Leave out the images; return the rest of the data exactly.

Data entries:
────────────────

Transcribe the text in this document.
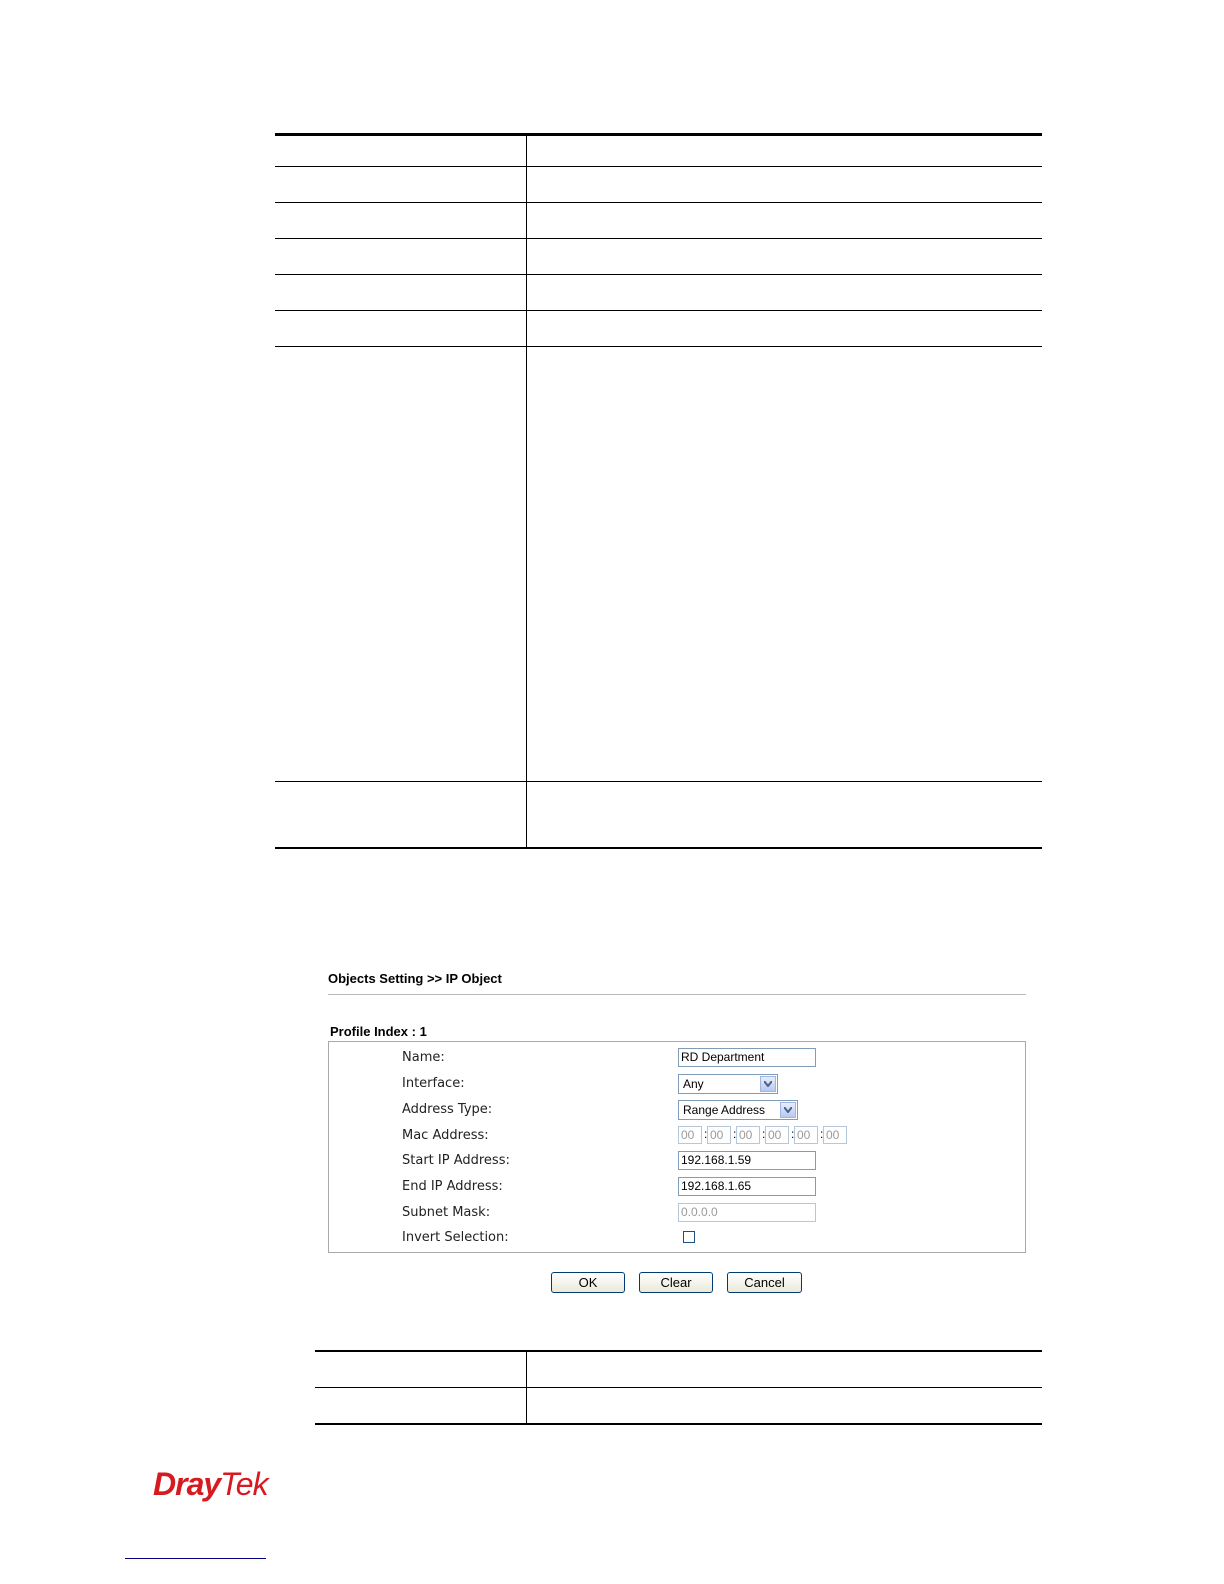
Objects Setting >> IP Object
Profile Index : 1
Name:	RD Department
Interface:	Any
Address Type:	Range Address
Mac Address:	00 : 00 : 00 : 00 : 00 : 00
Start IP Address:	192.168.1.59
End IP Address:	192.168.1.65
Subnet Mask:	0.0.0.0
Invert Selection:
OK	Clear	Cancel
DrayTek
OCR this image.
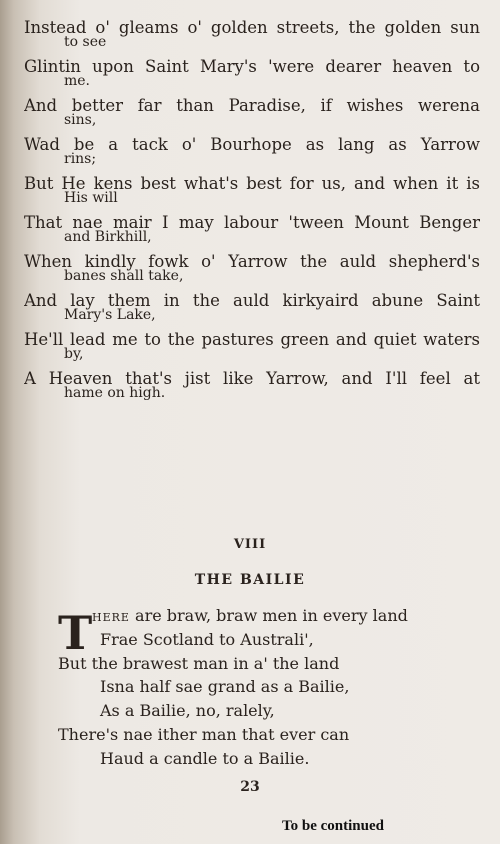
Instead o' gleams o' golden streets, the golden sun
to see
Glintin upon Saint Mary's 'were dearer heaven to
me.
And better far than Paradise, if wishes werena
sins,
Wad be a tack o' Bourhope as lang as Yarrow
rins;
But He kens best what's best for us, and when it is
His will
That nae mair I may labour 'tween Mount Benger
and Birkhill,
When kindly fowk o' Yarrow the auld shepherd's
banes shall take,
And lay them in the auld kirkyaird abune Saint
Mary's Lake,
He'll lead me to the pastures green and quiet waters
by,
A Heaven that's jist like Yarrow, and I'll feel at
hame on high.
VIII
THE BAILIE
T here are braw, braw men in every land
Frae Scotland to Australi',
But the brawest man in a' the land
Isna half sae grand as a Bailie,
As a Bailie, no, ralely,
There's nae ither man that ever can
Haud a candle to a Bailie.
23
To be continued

────────────────

* [ANSWER TO THIS PROBLEM]
Transcribe the text in this document.
Objects Setting >> IP Object
Profile Index : 1
Name:	RD Department
Interface:	Any
Address Type:	Range Address
Mac Address:	00 : 00 : 00 : 00 : 00 : 00
Start IP Address:	192.168.1.59
End IP Address:	192.168.1.65
Subnet Mask:	0.0.0.0
Invert Selection:
OK	Clear	Cancel
DrayTek
OCR this image.
Instead o' gleams o' golden streets, the golden sun
to see
Glintin upon Saint Mary's 'were dearer heaven to
me.
And better far than Paradise, if wishes werena
sins,
Wad be a tack o' Bourhope as lang as Yarrow
rins;
But He kens best what's best for us, and when it is
His will
That nae mair I may labour 'tween Mount Benger
and Birkhill,
When kindly fowk o' Yarrow the auld shepherd's
banes shall take,
And lay them in the auld kirkyaird abune Saint
Mary's Lake,
He'll lead me to the pastures green and quiet waters
by,
A Heaven that's jist like Yarrow, and I'll feel at
hame on high.
VIII
THE BAILIE
T here are braw, braw men in every land
Frae Scotland to Australi',
But the brawest man in a' the land
Isna half sae grand as a Bailie,
As a Bailie, no, ralely,
There's nae ither man that ever can
Haud a candle to a Bailie.
23
To be continued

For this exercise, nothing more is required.